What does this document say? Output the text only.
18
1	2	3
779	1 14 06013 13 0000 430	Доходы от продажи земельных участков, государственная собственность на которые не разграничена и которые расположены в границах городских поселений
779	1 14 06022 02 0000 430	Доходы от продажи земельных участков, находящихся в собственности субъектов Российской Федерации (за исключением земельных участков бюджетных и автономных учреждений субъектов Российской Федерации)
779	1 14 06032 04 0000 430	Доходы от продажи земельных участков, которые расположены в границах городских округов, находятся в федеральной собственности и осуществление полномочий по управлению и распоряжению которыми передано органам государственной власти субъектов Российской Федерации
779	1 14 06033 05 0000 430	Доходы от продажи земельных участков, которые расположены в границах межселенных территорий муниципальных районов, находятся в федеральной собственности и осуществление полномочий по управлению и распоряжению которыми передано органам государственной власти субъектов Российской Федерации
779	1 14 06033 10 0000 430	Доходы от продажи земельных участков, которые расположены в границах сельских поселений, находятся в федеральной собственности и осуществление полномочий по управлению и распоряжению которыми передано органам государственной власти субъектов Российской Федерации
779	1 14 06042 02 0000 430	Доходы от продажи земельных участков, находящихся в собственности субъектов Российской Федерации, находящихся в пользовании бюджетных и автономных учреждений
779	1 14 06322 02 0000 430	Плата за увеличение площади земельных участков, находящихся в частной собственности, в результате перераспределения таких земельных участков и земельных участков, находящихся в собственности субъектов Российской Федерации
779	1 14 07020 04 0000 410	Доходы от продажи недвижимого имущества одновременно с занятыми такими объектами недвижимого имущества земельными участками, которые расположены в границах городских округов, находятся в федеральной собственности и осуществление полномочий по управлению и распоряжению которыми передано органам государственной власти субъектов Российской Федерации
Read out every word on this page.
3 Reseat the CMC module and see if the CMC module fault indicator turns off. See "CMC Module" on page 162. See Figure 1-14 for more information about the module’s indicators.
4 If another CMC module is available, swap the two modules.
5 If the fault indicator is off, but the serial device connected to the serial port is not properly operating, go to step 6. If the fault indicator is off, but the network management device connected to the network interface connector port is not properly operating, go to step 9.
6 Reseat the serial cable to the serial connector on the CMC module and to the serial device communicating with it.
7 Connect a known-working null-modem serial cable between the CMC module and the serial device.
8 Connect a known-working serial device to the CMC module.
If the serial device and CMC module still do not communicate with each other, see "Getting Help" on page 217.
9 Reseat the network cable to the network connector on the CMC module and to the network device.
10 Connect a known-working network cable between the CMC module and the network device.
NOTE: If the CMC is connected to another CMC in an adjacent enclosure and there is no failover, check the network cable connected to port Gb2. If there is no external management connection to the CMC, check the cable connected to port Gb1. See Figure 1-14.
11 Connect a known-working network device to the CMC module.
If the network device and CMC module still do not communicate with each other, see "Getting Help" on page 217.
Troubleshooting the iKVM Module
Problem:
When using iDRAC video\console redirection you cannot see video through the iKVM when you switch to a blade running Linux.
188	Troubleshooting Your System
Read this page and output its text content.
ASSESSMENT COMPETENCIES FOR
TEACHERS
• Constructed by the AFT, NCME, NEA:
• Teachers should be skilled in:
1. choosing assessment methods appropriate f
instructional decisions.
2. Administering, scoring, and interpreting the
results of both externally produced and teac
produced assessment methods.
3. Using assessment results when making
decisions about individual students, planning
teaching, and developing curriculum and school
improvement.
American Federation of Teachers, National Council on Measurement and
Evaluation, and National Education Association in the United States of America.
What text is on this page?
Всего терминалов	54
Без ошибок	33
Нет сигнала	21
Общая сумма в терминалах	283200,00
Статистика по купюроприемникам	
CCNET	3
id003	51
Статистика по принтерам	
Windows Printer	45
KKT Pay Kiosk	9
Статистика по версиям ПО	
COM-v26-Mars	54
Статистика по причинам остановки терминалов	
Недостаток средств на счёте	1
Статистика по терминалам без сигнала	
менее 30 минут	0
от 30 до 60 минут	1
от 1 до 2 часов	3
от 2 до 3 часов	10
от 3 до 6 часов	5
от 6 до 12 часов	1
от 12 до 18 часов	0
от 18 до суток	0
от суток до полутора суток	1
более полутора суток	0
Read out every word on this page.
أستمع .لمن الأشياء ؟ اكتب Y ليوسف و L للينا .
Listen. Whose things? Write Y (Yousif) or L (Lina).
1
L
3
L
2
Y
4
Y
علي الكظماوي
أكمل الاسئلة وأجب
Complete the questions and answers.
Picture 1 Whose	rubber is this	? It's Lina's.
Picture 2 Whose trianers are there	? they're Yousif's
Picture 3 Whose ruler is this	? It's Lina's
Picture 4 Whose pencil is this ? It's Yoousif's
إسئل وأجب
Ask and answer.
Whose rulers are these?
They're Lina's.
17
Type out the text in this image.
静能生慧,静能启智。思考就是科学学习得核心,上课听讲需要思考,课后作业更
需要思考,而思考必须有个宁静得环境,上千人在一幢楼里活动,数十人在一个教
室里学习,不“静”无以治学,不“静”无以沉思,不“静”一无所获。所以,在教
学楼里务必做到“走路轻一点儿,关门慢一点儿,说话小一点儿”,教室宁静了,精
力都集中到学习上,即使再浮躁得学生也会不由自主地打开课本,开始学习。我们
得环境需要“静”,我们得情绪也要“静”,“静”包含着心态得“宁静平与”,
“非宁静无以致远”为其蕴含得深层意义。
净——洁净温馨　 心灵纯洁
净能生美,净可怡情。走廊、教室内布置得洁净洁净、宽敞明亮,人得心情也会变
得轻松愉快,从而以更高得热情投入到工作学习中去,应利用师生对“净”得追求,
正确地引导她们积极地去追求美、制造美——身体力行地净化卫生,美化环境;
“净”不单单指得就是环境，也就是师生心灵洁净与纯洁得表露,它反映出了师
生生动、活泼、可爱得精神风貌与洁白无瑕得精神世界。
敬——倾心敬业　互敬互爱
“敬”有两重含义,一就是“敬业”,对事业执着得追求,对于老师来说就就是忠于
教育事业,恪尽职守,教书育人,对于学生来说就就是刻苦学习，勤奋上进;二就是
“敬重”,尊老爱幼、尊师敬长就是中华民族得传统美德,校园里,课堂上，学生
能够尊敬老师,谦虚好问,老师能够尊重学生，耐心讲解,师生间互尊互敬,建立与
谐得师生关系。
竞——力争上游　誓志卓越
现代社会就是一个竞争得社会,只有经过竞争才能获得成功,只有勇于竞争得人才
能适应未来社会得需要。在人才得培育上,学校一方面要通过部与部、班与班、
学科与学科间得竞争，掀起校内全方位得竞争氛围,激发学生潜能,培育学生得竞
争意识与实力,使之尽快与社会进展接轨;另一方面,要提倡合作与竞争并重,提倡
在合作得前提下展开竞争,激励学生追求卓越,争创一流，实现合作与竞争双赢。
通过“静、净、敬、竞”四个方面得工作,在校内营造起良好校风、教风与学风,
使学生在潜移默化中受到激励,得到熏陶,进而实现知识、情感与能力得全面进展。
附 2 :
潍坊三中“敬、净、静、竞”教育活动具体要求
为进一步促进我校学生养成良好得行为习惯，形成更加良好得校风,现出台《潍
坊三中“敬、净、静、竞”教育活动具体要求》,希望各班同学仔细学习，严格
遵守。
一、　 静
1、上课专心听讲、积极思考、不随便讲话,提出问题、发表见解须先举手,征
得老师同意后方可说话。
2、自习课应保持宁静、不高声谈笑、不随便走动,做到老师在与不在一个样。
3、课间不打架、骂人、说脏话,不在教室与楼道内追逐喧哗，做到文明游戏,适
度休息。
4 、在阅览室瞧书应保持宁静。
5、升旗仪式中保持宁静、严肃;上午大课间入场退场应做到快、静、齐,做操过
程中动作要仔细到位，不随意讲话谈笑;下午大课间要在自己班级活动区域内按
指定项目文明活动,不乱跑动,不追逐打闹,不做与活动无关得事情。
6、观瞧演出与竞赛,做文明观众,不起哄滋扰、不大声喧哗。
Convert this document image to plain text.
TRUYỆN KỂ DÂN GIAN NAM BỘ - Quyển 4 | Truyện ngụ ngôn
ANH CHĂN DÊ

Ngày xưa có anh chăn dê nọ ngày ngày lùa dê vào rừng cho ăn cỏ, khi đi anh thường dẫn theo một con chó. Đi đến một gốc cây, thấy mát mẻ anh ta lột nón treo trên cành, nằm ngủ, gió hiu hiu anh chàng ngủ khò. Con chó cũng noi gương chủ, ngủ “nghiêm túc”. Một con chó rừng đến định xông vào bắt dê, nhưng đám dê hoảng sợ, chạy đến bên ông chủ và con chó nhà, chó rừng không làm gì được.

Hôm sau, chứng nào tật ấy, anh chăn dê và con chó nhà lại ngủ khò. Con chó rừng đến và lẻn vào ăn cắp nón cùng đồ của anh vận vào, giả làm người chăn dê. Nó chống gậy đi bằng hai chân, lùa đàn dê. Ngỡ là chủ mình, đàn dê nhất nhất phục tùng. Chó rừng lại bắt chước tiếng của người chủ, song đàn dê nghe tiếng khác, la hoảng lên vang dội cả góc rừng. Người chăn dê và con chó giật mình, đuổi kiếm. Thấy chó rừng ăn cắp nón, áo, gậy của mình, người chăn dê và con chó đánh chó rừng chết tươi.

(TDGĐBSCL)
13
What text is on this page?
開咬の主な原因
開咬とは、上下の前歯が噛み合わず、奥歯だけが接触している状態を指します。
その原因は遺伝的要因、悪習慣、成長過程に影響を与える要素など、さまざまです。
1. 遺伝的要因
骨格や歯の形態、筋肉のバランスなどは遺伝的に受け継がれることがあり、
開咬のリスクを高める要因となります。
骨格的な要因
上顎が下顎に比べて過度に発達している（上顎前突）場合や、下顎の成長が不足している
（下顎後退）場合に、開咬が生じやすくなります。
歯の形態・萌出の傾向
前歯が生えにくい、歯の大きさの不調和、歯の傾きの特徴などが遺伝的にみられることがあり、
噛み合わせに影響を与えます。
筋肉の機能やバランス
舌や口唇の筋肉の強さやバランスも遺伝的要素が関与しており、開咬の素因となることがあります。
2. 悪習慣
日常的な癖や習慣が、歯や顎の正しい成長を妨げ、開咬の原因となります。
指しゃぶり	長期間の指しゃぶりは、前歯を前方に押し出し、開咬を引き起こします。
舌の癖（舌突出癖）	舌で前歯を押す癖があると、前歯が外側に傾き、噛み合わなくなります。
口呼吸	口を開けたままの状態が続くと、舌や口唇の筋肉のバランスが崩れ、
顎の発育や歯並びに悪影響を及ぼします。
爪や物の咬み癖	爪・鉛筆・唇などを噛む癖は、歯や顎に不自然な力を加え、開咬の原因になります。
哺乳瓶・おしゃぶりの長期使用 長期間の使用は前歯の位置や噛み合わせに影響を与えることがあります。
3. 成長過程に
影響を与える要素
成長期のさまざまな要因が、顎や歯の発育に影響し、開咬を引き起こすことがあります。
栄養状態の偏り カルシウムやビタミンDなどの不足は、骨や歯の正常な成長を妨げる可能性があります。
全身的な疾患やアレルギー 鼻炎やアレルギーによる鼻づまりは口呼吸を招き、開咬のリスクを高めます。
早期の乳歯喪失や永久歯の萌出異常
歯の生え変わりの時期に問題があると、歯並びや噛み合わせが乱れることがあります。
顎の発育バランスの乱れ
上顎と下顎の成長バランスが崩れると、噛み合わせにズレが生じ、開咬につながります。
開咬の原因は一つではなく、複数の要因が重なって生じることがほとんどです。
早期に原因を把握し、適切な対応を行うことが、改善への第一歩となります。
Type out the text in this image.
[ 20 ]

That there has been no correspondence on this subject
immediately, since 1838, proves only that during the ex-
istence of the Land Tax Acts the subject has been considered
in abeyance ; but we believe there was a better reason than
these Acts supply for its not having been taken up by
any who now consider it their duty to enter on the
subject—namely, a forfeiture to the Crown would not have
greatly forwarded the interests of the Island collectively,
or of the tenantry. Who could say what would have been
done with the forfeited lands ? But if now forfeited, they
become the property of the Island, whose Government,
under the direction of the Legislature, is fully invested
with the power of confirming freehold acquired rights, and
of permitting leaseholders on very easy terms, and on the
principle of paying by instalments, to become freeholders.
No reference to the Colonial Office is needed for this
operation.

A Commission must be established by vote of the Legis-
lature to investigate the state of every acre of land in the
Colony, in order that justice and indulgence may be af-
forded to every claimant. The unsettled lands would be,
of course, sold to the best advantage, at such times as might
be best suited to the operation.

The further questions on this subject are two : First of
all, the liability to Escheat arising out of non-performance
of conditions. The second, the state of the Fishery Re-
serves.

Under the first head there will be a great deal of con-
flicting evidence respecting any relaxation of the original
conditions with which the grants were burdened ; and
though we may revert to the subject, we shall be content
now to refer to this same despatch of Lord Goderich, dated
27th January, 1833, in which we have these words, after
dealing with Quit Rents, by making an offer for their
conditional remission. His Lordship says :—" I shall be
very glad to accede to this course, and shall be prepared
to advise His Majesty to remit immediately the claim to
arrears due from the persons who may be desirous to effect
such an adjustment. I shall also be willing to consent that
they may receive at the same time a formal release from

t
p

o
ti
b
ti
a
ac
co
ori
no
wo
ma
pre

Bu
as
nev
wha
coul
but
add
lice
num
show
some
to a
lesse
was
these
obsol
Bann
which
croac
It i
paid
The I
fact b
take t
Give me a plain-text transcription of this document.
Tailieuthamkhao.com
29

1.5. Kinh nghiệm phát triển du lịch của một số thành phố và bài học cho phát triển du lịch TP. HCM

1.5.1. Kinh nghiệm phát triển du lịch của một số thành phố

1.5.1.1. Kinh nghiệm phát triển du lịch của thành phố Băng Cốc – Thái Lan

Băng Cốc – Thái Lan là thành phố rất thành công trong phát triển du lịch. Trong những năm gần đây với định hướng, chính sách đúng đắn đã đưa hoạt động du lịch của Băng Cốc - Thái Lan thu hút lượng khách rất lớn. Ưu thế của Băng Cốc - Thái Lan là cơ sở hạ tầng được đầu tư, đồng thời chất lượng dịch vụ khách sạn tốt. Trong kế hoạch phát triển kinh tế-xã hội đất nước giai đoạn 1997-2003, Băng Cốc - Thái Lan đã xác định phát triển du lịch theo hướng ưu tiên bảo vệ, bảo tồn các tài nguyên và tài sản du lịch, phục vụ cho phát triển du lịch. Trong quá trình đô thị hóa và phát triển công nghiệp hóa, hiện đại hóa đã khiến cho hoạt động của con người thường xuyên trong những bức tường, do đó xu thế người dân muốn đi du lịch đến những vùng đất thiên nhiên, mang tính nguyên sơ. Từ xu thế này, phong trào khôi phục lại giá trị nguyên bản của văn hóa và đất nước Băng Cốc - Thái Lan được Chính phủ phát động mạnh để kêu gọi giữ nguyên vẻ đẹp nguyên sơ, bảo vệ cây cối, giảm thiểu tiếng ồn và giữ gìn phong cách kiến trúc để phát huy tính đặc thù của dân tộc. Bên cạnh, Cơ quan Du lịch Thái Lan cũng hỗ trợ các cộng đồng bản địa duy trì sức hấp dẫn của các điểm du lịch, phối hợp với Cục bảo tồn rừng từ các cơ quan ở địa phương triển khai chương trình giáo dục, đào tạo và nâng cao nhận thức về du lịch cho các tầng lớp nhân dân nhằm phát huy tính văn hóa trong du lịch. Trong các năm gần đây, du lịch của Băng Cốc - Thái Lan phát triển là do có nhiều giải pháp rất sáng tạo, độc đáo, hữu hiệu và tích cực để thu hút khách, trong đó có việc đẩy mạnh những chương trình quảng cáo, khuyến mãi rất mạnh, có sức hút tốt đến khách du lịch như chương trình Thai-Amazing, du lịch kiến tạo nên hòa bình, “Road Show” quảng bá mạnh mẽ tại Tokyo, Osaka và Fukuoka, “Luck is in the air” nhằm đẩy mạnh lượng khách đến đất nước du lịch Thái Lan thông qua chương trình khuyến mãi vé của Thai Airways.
****
PROBLEM: Identify every line holding the word "triển" and copy it out.

RESULT:
1.5. Kinh nghiệm phát triển du lịch của một số thành phố và bài học cho phát triển du lịch TP. HCM
1.5.1. Kinh nghiệm phát triển du lịch của một số thành phố
1.5.1.1. Kinh nghiệm phát triển du lịch của thành phố Băng Cốc – Thái Lan
Băng Cốc – Thái Lan là thành phố rất thành công trong phát triển du lịch. Trong những năm gần đây với định hướng, chính sách đúng đắn đã đưa hoạt động du lịch của Băng Cốc - Thái Lan thu hút lượng khách rất lớn. Ưu thế của Băng Cốc - Thái Lan là cơ sở hạ tầng được đầu tư, đồng thời chất lượng dịch vụ khách sạn tốt. Trong kế hoạch phát triển kinh tế-xã hội đất nước giai đoạn 1997-2003, Băng Cốc - Thái Lan đã xác định phát triển du lịch theo hướng ưu tiên bảo vệ, bảo tồn các tài nguyên và tài sản du lịch, phục vụ cho phát triển du lịch. Trong quá trình đô thị hóa và phát triển công nghiệp hóa, hiện đại hóa đã khiến cho hoạt động của con người thường xuyên trong những bức tường, do đó xu thế người dân muốn đi du lịch đến những vùng đất thiên nhiên, mang tính nguyên sơ. Từ xu thế này, phong trào khôi phục lại giá trị nguyên bản của văn hóa và đất nước Băng Cốc - Thái Lan được Chính phủ phát động mạnh để kêu gọi giữ nguyên vẻ đẹp nguyên sơ, bảo vệ cây cối, giảm thiểu tiếng ồn và giữ gìn phong cách kiến trúc để phát huy tính đặc thù của dân tộc. Bên cạnh, Cơ quan Du lịch Thái Lan cũng hỗ trợ các cộng đồng bản địa duy trì sức hấp dẫn của các điểm du lịch, phối hợp với Cục bảo tồn rừng từ các cơ quan ở địa phương triển khai chương trình giáo dục, đào tạo và nâng cao nhận thức về du lịch cho các tầng lớp nhân dân nhằm phát huy tính văn hóa trong du lịch. Trong các năm gần đây, du lịch của Băng Cốc - Thái Lan phát triển là do có nhiều giải pháp rất sáng tạo, độc đáo, hữu hiệu và tích cực để thu hút khách, trong đó có việc đẩy mạnh những chương trình quảng cáo, khuyến mãi rất mạnh, có sức hút tốt đến khách du lịch như chương trình Thai-Amazing, du lịch kiến tạo nên hòa bình, “Road Show” quảng bá mạnh mẽ tại Tokyo, Osaka và Fukuoka, “Luck is in the air” nhằm đẩy mạnh lượng khách đến đất nước du lịch Thái Lan thông qua chương trình khuyến mãi vé của Thai Airways.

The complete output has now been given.